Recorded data

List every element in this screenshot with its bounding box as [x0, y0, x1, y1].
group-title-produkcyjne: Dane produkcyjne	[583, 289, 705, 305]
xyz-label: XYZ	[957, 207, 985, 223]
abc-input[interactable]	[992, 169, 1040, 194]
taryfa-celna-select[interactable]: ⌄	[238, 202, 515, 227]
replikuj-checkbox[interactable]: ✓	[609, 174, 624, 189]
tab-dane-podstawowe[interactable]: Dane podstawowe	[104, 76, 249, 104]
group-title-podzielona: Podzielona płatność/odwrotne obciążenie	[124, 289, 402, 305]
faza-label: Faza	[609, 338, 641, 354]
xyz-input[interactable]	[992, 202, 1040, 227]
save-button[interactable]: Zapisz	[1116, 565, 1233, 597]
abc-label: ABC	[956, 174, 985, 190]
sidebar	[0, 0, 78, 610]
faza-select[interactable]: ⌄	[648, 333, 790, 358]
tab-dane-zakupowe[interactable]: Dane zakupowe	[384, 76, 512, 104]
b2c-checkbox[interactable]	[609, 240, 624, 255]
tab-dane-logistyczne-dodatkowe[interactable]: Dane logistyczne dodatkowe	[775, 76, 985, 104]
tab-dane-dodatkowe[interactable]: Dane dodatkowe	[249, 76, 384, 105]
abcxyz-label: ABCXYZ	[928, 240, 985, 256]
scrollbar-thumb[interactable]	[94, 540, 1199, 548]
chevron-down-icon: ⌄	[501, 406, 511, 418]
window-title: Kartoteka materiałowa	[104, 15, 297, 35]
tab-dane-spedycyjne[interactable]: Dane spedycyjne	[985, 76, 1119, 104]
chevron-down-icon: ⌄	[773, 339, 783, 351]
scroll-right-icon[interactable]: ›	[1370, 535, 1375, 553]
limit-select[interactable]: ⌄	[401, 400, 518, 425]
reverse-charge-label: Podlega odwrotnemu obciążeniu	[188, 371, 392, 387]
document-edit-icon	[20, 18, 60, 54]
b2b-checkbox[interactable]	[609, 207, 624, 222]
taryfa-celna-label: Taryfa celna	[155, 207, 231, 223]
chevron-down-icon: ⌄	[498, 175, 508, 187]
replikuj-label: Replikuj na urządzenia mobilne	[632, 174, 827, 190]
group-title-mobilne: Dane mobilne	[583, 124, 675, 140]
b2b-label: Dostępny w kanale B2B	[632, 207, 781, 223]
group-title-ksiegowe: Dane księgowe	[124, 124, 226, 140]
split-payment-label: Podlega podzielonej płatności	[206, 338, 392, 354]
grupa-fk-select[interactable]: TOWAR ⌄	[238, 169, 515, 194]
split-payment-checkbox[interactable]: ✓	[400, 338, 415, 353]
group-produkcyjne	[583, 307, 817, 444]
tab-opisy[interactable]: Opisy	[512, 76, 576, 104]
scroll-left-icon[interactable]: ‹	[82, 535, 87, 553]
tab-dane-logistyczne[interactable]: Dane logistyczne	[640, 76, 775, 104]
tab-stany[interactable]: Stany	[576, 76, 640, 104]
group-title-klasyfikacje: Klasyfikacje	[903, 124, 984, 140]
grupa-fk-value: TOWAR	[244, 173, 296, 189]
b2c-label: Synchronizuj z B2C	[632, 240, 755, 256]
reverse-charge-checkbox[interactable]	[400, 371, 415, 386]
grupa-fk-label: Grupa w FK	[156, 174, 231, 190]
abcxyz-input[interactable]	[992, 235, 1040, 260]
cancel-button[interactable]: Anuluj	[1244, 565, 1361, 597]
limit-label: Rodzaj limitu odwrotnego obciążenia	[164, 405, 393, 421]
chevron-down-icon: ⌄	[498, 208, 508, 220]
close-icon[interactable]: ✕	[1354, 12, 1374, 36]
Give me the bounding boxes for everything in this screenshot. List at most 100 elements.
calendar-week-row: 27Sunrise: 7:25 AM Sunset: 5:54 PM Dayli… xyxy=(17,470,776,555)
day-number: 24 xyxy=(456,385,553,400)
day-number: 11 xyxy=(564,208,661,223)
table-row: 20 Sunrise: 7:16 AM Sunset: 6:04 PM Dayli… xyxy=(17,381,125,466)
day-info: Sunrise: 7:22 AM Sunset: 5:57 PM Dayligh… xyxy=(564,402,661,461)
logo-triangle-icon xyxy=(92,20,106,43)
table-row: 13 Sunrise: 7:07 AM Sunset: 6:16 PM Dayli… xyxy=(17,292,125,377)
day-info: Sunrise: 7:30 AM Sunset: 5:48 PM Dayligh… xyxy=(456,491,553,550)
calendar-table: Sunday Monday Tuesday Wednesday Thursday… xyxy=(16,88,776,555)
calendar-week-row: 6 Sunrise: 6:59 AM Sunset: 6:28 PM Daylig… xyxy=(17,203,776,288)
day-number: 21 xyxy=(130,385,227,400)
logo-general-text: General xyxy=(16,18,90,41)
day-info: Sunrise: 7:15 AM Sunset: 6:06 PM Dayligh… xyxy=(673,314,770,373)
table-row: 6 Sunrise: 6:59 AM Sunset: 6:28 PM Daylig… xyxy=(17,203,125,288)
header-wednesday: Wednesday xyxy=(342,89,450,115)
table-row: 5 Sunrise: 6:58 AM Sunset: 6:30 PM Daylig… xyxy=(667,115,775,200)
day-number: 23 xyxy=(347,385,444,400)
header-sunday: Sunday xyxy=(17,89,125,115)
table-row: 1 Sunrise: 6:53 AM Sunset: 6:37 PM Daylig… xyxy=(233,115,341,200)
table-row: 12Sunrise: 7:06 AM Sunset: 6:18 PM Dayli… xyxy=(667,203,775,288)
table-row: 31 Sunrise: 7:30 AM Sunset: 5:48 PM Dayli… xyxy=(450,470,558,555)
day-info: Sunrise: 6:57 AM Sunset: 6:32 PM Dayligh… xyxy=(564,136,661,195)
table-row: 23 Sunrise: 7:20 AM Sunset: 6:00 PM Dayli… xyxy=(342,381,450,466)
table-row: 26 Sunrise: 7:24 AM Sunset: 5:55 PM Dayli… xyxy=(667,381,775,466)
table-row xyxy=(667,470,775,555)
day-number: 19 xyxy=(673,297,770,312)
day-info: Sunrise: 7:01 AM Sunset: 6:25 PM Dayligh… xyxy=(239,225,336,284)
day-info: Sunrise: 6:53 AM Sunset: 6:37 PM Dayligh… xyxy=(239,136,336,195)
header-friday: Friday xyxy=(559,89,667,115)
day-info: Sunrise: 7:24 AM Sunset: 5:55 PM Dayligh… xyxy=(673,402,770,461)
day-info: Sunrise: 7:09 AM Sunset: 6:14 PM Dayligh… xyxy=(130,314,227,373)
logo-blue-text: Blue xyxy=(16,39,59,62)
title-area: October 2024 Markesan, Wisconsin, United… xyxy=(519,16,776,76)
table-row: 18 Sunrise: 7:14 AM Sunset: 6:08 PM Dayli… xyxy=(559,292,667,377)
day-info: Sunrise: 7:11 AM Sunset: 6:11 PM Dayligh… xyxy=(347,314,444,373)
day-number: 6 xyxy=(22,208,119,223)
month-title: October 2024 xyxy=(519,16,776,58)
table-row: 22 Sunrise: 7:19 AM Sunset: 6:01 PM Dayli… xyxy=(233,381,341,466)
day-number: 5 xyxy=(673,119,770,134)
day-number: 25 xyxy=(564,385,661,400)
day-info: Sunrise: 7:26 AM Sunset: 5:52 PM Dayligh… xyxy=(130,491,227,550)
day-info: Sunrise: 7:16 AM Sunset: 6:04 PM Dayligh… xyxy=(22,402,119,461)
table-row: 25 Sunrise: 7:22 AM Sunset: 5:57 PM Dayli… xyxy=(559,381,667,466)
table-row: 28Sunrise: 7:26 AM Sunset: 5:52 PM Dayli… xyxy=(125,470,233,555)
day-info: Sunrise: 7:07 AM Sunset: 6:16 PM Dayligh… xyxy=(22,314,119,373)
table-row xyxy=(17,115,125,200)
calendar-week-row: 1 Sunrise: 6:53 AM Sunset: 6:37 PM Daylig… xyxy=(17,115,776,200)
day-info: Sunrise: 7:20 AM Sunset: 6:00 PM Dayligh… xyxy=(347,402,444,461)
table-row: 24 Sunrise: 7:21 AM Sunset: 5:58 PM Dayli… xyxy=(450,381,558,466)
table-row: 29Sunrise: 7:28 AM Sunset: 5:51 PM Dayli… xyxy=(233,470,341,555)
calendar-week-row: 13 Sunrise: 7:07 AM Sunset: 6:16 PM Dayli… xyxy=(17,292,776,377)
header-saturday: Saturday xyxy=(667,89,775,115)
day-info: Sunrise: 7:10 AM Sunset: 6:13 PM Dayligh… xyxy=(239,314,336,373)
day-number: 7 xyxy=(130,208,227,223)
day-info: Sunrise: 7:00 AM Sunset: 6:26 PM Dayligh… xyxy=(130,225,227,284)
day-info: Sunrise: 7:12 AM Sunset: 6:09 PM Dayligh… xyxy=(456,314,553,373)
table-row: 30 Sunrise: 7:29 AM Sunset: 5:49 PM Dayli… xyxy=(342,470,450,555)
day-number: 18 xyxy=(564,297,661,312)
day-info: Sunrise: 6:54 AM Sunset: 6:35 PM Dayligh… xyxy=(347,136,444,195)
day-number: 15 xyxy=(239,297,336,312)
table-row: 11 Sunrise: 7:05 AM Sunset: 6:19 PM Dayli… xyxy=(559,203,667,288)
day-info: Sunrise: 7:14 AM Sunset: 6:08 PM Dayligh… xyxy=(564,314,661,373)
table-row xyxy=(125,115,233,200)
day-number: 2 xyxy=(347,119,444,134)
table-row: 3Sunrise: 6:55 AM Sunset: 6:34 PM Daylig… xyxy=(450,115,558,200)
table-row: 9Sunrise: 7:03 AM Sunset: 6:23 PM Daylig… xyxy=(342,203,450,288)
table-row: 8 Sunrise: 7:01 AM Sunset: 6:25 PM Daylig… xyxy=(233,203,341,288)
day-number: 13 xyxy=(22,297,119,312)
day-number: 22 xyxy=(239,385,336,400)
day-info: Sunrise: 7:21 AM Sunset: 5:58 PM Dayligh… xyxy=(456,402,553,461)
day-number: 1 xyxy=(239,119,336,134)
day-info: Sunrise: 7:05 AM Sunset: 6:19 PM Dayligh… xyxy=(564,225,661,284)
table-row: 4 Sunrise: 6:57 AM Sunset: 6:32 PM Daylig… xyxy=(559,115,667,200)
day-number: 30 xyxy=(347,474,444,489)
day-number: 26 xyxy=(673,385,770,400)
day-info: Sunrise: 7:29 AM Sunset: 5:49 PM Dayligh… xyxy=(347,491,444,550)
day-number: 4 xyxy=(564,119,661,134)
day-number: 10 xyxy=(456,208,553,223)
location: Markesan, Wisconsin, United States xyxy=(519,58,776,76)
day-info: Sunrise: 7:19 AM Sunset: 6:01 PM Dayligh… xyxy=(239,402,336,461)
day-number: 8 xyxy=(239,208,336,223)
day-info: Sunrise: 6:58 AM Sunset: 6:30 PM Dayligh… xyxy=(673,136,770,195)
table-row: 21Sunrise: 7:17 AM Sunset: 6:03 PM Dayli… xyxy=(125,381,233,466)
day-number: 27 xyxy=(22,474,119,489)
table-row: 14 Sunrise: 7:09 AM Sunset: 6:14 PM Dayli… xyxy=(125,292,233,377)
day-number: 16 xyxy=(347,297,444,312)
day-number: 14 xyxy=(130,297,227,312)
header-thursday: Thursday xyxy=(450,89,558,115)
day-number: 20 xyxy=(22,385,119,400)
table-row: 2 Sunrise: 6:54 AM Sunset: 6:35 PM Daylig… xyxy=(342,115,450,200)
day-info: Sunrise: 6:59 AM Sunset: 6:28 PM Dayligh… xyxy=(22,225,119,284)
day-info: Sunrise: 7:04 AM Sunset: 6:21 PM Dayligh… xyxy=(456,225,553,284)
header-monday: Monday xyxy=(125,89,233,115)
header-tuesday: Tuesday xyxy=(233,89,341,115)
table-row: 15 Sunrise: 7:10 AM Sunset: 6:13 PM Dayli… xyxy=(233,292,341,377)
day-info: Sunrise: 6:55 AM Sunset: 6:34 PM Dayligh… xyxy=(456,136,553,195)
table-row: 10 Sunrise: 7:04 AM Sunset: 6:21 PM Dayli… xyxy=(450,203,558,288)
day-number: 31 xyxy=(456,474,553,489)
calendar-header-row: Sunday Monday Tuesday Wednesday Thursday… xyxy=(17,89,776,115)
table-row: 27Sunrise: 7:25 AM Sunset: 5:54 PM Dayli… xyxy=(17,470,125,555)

Work required: Copy out the entries word for word, from the first line through the line containing "tab-dane-logistyczne-dodatkowe[interactable]: Dane logistyczne". Include both of those lines.

Complete response:
List every element in this screenshot with its bounding box as [x0, y0, x1, y1].
group-title-produkcyjne: Dane produkcyjne	[583, 289, 705, 305]
xyz-label: XYZ	[957, 207, 985, 223]
abc-input[interactable]	[992, 169, 1040, 194]
taryfa-celna-select[interactable]: ⌄	[238, 202, 515, 227]
replikuj-checkbox[interactable]: ✓	[609, 174, 624, 189]
tab-dane-podstawowe[interactable]: Dane podstawowe	[104, 76, 249, 104]
group-title-podzielona: Podzielona płatność/odwrotne obciążenie	[124, 289, 402, 305]
faza-label: Faza	[609, 338, 641, 354]
xyz-input[interactable]	[992, 202, 1040, 227]
save-button[interactable]: Zapisz	[1116, 565, 1233, 597]
abc-label: ABC	[956, 174, 985, 190]
sidebar	[0, 0, 78, 610]
faza-select[interactable]: ⌄	[648, 333, 790, 358]
tab-dane-zakupowe[interactable]: Dane zakupowe	[384, 76, 512, 104]
b2c-checkbox[interactable]	[609, 240, 624, 255]
tab-dane-logistyczne-dodatkowe[interactable]: Dane logistyczne dodatkowe	[775, 76, 985, 104]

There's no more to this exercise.